━━━━━ Task material ━━━━━

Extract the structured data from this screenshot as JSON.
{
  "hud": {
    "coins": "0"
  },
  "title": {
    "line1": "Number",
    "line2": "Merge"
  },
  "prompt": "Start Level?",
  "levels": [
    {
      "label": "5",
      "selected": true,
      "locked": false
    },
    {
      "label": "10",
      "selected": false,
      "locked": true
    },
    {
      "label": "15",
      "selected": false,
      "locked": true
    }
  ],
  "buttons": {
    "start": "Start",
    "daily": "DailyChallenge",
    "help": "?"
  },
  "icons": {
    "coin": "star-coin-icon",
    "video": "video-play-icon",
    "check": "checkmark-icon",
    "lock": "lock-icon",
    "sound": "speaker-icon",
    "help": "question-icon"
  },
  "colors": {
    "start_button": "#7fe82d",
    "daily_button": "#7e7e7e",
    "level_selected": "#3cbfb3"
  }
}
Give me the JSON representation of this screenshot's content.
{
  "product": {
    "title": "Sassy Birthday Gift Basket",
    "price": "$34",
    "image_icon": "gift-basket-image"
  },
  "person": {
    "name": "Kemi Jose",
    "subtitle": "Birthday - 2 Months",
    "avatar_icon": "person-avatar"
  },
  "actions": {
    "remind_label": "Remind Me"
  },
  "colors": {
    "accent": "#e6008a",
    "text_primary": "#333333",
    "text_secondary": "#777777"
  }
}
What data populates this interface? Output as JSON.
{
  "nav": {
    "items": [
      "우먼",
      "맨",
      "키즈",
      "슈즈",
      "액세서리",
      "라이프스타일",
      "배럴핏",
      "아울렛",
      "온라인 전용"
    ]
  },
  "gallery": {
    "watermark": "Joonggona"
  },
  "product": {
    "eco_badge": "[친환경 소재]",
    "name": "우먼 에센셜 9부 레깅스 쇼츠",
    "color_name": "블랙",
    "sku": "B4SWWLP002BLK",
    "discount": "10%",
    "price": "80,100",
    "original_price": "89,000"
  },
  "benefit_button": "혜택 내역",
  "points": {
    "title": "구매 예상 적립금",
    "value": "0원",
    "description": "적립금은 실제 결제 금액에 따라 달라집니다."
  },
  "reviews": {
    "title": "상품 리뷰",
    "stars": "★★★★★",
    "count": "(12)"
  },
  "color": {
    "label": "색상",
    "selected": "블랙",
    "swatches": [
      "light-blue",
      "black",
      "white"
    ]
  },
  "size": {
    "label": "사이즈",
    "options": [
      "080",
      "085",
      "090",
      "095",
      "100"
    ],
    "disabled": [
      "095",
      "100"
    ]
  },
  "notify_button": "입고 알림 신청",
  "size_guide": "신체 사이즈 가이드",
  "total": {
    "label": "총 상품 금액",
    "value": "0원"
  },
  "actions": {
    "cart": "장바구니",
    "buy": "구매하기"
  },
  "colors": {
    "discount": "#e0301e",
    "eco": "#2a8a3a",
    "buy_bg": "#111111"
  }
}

━━━━━
━━━━━ Task material ━━━━━

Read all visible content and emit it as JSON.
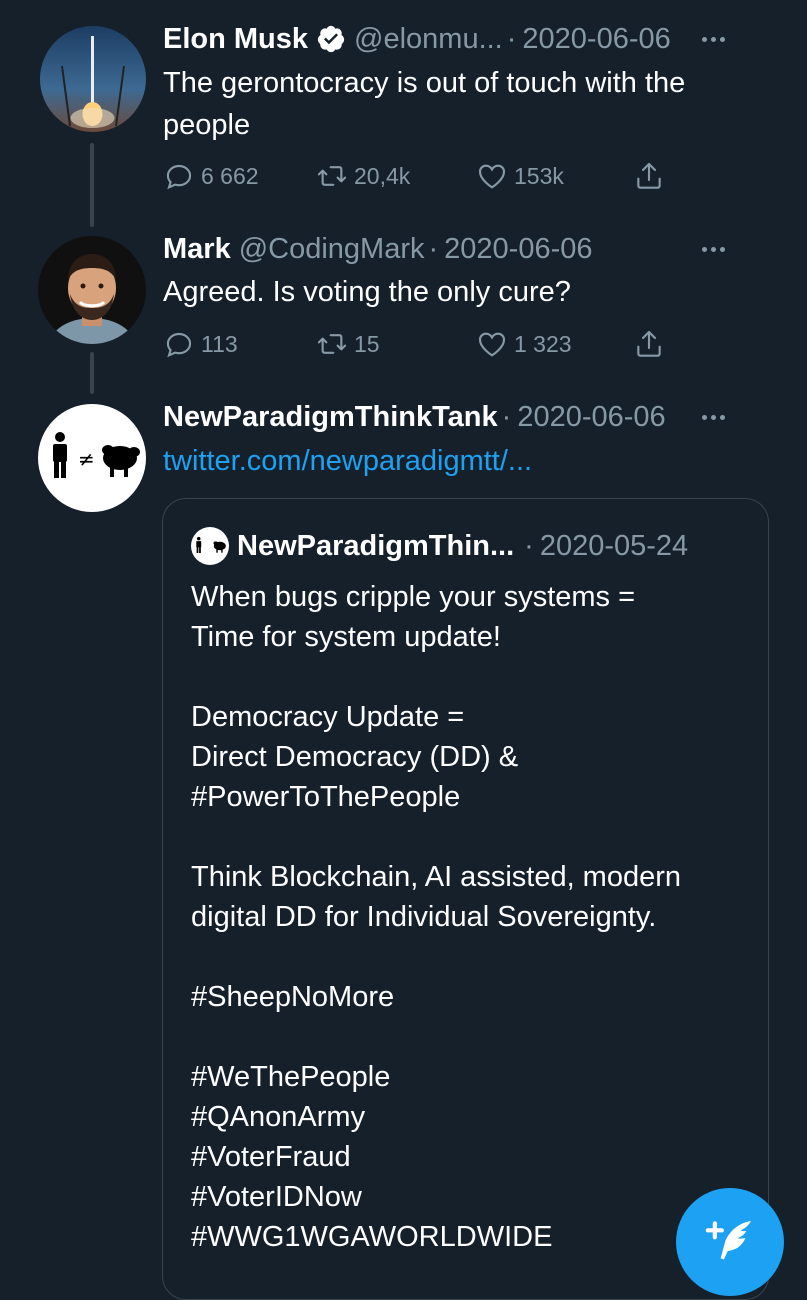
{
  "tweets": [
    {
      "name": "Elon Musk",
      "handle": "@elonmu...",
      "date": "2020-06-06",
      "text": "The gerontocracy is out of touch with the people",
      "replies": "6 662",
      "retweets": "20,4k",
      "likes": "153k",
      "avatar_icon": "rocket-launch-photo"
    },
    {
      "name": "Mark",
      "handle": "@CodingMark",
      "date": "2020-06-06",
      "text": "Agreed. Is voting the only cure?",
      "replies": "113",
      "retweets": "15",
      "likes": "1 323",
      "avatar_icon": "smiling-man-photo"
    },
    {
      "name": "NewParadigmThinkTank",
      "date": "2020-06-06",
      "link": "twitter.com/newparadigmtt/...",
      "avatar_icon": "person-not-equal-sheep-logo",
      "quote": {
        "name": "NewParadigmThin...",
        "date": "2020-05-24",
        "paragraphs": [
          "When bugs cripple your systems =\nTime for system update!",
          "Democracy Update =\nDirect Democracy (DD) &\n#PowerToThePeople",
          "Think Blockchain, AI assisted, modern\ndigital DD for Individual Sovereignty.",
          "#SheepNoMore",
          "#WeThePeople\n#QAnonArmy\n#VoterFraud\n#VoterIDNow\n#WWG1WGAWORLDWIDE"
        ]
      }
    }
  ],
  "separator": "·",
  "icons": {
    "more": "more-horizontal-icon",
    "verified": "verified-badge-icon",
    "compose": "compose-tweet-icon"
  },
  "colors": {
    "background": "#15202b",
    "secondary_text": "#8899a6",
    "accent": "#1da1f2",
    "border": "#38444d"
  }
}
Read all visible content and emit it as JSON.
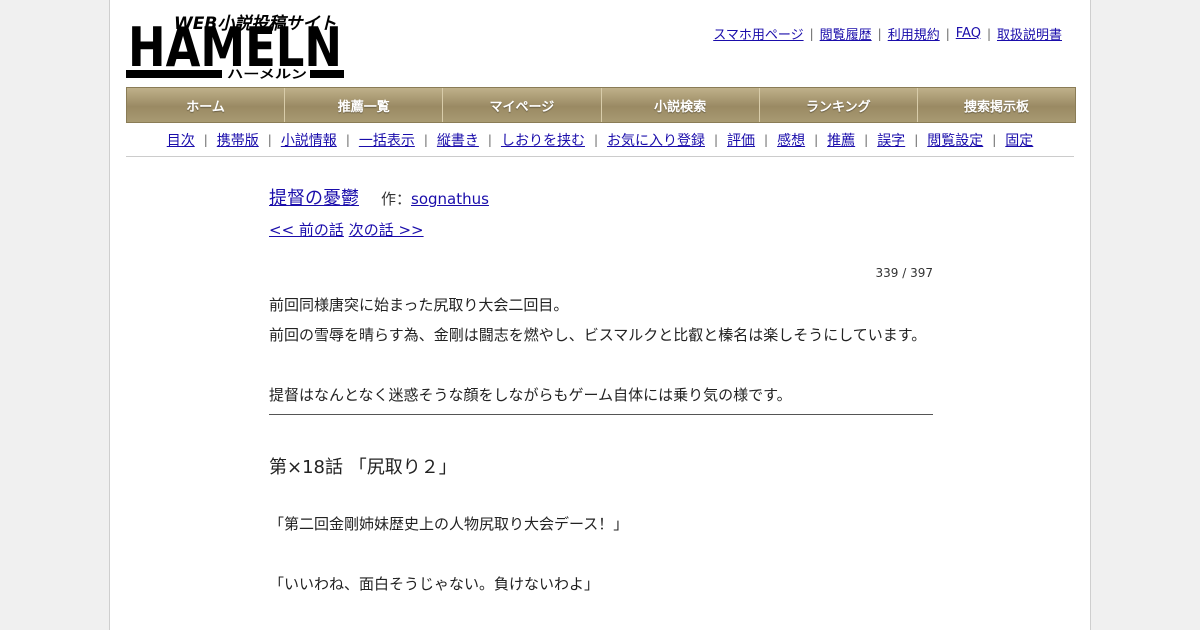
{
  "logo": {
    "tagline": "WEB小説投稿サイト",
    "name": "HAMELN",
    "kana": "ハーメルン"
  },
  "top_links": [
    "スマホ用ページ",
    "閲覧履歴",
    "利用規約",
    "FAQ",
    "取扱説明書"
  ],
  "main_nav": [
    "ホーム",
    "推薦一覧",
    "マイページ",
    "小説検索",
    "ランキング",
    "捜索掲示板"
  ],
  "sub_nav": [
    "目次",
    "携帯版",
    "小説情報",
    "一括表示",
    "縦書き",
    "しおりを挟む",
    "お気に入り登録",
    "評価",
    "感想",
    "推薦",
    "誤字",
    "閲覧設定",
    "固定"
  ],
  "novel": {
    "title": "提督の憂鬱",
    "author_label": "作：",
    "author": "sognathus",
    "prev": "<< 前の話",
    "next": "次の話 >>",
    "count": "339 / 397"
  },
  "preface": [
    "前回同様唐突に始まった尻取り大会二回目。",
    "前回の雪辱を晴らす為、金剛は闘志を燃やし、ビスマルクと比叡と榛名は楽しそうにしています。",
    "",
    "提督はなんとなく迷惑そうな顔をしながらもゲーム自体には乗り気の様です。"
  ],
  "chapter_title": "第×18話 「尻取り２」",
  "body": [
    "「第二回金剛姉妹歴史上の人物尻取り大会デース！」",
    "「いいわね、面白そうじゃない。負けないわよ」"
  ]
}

━━━━━

Stated task: Copy out all lines that carry the word "this".

Complete answer:
Extract the structured data from this screenshot as JSON.
Give me the JSON representation of this screenshot's content.
What data populates this interface? Output as JSON.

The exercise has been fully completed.